Antes de adentrar ao mérito recursal, cabe destacar que a ação civil pública é um dos instrumentos processuais adequados para tutelar direitos e interesses supraindividuais, os quais abrangem os difusos, coletivos e individuais homogêneos pertinentes ao meio-ambiente, ao consumidor, a bens e direitos de valor artístico, estético, histórico, turístico e paisagístico, à ordem econômica e urbanística, à honra e à dignidade de grupos raciais, étnicos ou religiosos, ao patrimônio público e social, e a qualquer outro interesse difuso ou coletivo.
A manutenção do meio-ambiente ecologicamente equilibrado consiste em direito fundamental de terceira geração, sendo dever do Poder Público e da coletividade defendê-lo e preservá-lo para as presentes e futuras gerações, conforme determinar o artigo 225 da Constituição Federal:
A fim de conferir uma maior proteção ao meio-ambiente, a Lei nº 6.938/81, denominada Lei da Política Nacional do Meio Ambiente, prevê que a responsabilidade por danos ambientais é objetiva, ou seja, independe da caracterização da culpa, incidindo a teoria do risco integral, razão pela qual incabível a aplicação de excludentes de responsabilidade civil para afastar a obrigação de indenizar, verbis:
Assim, basta a demonstração do dano ambiental e o nexo causal entre o resultado lesivo e a situação de risco criada pelo agente no exercício de atividade, no seu interesse e sob seu controle, dispensando-se assim o elemento subjetivo, para resultar na responsabilidade por dano ambiental.
Em se tratando de responsabilidade civil, objetiva ou subjetiva, vigora no direito pátrio o princípio da causalidade adequada ou princípio do dano direto e imediato, segundo o qual a ninguém pode ser imputada responsabilidade por dano a que não tenha dado causa, sendo esta considerada o evento que ensejou direta e concretamente o resultado danoso.
No caso em tela, a pessoa jurídica "Lindoyana de Águas Minerais Ltda." protocolou em 30.11.2005 requerimento junto à Superintendência Estadual em São Paulo (fl. 18) manifestando-se interesse em formar uma parceria visando executar projeto multilateral de "criação e manutenção de banco de sangue de psitacídeos/passiformes em cativeiro", cuja coordenação ficaria a cargo da Divisão de Fauna do IBAMA/SP e patrocínio da empresa ré.

════════

→ INSTRUÇÃO 1
Reproduza fielmente a listagem, do início até a linha que contém "x-axis-label: Ethanol Concentration (%): [34, 648, 297, 799]", inclusive.

Registros de uma coleção
════════

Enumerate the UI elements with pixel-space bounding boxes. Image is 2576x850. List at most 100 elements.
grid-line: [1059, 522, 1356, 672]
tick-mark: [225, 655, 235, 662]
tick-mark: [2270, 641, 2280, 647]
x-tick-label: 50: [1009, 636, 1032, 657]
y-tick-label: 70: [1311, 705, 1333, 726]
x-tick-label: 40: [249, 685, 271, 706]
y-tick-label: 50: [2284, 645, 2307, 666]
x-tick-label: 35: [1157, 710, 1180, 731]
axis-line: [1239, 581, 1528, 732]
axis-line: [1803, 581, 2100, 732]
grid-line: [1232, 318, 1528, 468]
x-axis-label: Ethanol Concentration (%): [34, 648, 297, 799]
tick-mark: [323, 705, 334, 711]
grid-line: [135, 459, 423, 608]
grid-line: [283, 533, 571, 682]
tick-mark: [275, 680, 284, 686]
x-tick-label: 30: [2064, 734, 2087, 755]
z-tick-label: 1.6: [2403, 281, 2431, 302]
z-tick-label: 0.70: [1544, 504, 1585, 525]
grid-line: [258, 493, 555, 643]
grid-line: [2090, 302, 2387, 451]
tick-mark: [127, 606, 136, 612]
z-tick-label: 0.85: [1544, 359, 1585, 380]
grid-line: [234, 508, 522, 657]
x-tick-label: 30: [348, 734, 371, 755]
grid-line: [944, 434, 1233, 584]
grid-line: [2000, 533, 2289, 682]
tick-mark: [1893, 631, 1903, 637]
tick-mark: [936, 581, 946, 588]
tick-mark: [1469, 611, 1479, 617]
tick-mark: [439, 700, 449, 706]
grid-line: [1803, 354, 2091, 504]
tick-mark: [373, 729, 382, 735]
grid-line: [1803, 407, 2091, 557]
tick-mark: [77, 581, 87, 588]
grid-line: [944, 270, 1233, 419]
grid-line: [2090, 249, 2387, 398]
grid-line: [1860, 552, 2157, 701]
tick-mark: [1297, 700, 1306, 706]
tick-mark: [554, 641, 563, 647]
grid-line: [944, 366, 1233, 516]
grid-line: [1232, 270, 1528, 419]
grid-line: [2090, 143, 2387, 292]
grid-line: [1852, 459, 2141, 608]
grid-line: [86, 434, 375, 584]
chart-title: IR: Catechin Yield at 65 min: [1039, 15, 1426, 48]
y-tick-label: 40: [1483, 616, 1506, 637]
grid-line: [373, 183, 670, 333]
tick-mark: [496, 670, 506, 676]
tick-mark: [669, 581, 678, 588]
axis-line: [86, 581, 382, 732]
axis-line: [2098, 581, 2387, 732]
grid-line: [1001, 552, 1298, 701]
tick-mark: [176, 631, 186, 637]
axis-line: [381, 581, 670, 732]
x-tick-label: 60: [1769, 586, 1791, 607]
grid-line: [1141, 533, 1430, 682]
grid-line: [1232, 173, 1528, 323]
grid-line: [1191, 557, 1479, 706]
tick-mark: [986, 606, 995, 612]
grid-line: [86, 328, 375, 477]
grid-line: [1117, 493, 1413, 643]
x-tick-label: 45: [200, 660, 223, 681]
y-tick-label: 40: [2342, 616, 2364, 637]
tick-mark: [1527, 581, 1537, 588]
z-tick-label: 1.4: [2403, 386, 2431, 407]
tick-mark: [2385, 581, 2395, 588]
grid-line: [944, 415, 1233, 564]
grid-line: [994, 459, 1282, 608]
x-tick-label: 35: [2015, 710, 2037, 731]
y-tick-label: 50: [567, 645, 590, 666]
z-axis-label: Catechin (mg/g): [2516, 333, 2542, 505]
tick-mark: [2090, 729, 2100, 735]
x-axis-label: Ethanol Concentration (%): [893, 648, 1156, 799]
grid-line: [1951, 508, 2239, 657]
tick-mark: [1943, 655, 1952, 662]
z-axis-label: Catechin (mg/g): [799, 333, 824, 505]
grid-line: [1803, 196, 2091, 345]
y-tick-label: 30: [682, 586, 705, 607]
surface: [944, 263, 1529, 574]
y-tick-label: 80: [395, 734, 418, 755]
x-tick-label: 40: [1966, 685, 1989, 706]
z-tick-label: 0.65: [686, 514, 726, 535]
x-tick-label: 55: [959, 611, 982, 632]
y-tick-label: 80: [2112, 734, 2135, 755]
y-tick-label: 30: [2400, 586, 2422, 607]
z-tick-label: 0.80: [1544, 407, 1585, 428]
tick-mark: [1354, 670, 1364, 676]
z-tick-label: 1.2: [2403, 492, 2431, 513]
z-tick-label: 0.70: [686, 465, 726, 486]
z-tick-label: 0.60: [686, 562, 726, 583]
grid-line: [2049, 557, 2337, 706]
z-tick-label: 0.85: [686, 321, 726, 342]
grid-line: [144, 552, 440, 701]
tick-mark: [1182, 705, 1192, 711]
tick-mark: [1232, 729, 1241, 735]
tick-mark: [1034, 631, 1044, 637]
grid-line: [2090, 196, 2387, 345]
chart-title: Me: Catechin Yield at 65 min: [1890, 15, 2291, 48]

════════

→ INSTRUÇÃO 2
Segundo o trecho fornecido, qual lei estabelece que a responsabilidade por danos ambientais é objetiva?

→ RESPOSTA REDIGIDA 1
Enumerate the UI elements with pixel-space bounding boxes. Image is 2576x850. List at most 100 elements.
grid-line: [1059, 522, 1356, 672]
tick-mark: [225, 655, 235, 662]
tick-mark: [2270, 641, 2280, 647]
x-tick-label: 50: [1009, 636, 1032, 657]
y-tick-label: 70: [1311, 705, 1333, 726]
x-tick-label: 40: [249, 685, 271, 706]
y-tick-label: 50: [2284, 645, 2307, 666]
x-tick-label: 35: [1157, 710, 1180, 731]
axis-line: [1239, 581, 1528, 732]
axis-line: [1803, 581, 2100, 732]
grid-line: [1232, 318, 1528, 468]
x-axis-label: Ethanol Concentration (%): [34, 648, 297, 799]

→ RESPOSTA REDIGIDA 2
A Lei nº 6.938/81, denominada Lei da Política Nacional do Meio Ambiente.